• _Document extract_
In an adult with intra‑hepatic cholangiocarcinoma harboring an FGFR2 fusion who has progressed after first‑line gemcitabine plus cisplatin, what is the recommended next‑line therapy?

FGFR Inhibitors Are the Recommended Next-Line Therapy

For an adult with intrahepatic cholangiocarcinoma harboring an FGFR2 fusion who has progressed after first-line gemcitabine plus cisplatin, FGFR inhibitors (pemigatinib, futibatinib, or infigratinib) should be initiated immediately as second-line therapy. This represents a strong recommendation with Level 2 evidence from multiple international guidelines. 1

Specific FGFR Inhibitor Options

The following three agents have demonstrated meaningful clinical activity and are FDA/EMA approved for this indication:

Futibatinib (First Choice Based on Efficacy Data)

• Highest objective response rate at 41.7% with median progression-free survival of 9.0 months and overall survival of 21.7 months in the FOENIX-CCA2 trial 1, 2
• Covalent, non-ATP-competitive FGFR1-4 inhibitor with activity against acquired resistance mutations that emerge with ATP-competitive inhibitors 2
• FDA-approved for previously treated, unresectable, locally advanced or metastatic intrahepatic cholangiocarcinoma with FGFR2 fusions or rearrangements 3
• Dosed at 20 mg orally once daily continuously 3, 2
• Common grade 3+ adverse events: hyperphosphatemia (30%), elevated AST (7%), stomatitis (6%), fatigue (6%) 2

Pemigatinib

• Objective response rate of 35.5% with median PFS 6.9-9.0 months and OS 12.2-21.7 months 1
• ATP-competitive FGFR1-3 inhibitor 1
• Grade 2+ recommendation with strong agreement from French guidelines 1

Infigratinib

• Objective response rate of 23.1% with similar PFS/OS ranges 1
• ATP-competitive inhibitor 1
• Grade 2+ recommendation with strong agreement 1

Critical Evidence Supporting This Recommendation

The EASL-ILCA 2023 guidelines provide a strong recommendation (Level 2 evidence, strong consensus) that FGFR inhibitors should be used for patients with FGFR2 fusions or rearrangements after progression on standard first-line chemotherapy. 1 This recommendation is echoed by the 2024 French Association for the Study of the Liver guidelines with Grade 2+ strength and strong agreement. 1

All three pivotal trials were large, multicenter phase II studies in patients with advanced cholangiocarcinoma harboring FGFR2 fusions/rearrangements who had progressed on at least one prior line of standard chemotherapy. 1 Subanalyses consistently showed that response rates and survival outcomes were highest in patients with only one or two prior lines of therapy, making immediate use after first-line failure optimal. 1

Why FGFR Inhibitors Over Chemotherapy

While no head-to-head randomized trials compare FGFR inhibitors directly to second-line chemotherapy in FGFR2-fusion positive disease, the clinical outcomes with FGFR inhibition are substantially superior to historical second-line chemotherapy data in unselected cholangiocarcinoma populations. 1

For context, FOLFOX chemotherapy (the standard second-line option for patients without actionable mutations) achieves more modest outcomes in unselected populations. 1 The consistent 23-42% objective response rates and 9-22 month overall survival with FGFR inhibitors represent a meaningful therapeutic advance. 1

Important Caveats and Pitfalls

Confirm FGFR2 Fusion/Rearrangement Specifically

• FGFR inhibitors show no meaningful benefit in patients with other FGFR2 alterations (mutations, amplifications) 1
• In the pemigatinib trial, patients with FGFR2 mutations had median PFS of only 2.1 months and OS of 6.7 months, with zero objective responses 1
• Use NGS-based RNA panel to detect fusion transcripts reliably 1

Hyperphosphatemia Management

• Occurs in 72% of patients (16-30% grade 3+) across all FGFR inhibitor trials 4, 2
• Requires phosphate-restricted diet and phosphate binders 5
• May necessitate dose reduction but rarely requires permanent discontinuation 5, 2

Resistance Mechanisms

• Acquired gatekeeper mutations can emerge under selective pressure of FGFR inhibitors 6
• Futibatinib's covalent binding mechanism may overcome some ATP-competitive inhibitor resistance 2
• Liquid biopsy (circulating tumor DNA) can detect evolving resistance patterns noninvasively 6

Performance Status Matters

• These recommendations apply to patients with good performance status (ECOG 0-1) 1
• For ECOG 2 patients, consider fluoropyrimidine monotherapy instead 1
• For ECOG 3-4 patients, supportive care only is recommended 1

Alternative Second-Line Options (If FGFR Inhibitors Unavailable)

(Data items)
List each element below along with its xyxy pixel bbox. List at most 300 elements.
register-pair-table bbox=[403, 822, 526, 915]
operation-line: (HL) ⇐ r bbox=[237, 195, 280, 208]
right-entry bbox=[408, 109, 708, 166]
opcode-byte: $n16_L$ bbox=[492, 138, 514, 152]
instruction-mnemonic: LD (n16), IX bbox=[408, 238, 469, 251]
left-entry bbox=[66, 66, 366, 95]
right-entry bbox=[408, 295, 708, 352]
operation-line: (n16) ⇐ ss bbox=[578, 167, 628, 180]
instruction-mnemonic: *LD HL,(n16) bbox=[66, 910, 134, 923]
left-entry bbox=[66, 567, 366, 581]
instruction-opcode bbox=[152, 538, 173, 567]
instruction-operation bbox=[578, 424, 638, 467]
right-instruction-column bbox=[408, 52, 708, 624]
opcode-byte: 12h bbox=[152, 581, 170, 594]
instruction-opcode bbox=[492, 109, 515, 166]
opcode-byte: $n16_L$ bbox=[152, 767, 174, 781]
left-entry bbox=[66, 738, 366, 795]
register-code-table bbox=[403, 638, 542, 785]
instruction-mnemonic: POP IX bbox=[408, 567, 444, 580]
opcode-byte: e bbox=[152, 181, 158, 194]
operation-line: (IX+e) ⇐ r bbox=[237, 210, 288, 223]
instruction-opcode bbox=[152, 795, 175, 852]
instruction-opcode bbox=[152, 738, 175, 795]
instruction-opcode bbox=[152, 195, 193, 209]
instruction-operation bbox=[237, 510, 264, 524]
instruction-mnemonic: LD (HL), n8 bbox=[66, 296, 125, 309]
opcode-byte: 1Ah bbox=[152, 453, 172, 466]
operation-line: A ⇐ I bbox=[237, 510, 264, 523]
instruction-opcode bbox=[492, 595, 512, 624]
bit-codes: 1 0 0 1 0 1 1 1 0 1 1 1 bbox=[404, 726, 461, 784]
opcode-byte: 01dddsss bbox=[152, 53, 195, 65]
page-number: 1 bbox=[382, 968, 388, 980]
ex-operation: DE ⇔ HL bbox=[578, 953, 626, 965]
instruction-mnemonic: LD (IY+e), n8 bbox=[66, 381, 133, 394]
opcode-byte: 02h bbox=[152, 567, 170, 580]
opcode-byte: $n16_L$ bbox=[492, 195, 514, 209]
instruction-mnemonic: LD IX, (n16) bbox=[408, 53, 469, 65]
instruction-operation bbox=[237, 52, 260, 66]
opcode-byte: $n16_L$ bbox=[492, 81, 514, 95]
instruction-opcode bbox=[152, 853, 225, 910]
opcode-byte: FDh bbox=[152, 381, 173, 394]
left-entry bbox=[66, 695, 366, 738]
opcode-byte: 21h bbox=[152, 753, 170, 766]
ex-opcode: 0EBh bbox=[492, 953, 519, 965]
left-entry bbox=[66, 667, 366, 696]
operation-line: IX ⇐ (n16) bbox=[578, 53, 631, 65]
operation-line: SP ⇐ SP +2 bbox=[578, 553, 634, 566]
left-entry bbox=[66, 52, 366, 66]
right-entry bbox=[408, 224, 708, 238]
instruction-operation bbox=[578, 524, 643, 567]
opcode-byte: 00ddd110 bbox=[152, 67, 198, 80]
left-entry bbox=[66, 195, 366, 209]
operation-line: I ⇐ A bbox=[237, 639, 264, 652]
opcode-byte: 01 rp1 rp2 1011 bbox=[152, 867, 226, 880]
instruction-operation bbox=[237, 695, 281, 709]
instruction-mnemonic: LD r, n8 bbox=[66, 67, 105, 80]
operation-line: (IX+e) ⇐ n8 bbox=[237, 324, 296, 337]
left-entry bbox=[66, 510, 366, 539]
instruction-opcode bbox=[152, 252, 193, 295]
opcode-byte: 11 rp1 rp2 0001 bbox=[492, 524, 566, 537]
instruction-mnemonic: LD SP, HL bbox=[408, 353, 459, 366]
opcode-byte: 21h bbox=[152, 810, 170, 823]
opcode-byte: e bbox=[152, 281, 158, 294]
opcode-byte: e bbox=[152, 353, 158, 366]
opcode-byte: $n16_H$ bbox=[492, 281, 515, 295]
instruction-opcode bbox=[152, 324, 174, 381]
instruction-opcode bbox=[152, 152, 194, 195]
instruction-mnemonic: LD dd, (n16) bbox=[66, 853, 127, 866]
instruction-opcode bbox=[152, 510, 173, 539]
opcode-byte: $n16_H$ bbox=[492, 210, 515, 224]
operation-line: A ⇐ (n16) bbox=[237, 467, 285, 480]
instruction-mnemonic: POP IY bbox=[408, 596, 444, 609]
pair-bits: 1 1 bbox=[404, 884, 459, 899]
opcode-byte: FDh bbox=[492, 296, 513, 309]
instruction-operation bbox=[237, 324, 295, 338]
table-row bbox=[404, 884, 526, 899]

• _Task instructions_
Retype the passage of the cholangiocarcinoma treatment text from "FGFR Inhibitors Are" up to and including "on Efficacy Data)".

• _Expected answer_
FGFR Inhibitors Are the Recommended Next-Line Therapy

For an adult with intrahepatic cholangiocarcinoma harboring an FGFR2 fusion who has progressed after first-line gemcitabine plus cisplatin, FGFR inhibitors (pemigatinib, futibatinib, or infigratinib) should be initiated immediately as second-line therapy. This represents a strong recommendation with Level 2 evidence from multiple international guidelines. 1

Specific FGFR Inhibitor Options

The following three agents have demonstrated meaningful clinical activity and are FDA/EMA approved for this indication:

Futibatinib (First Choice Based on Efficacy Data)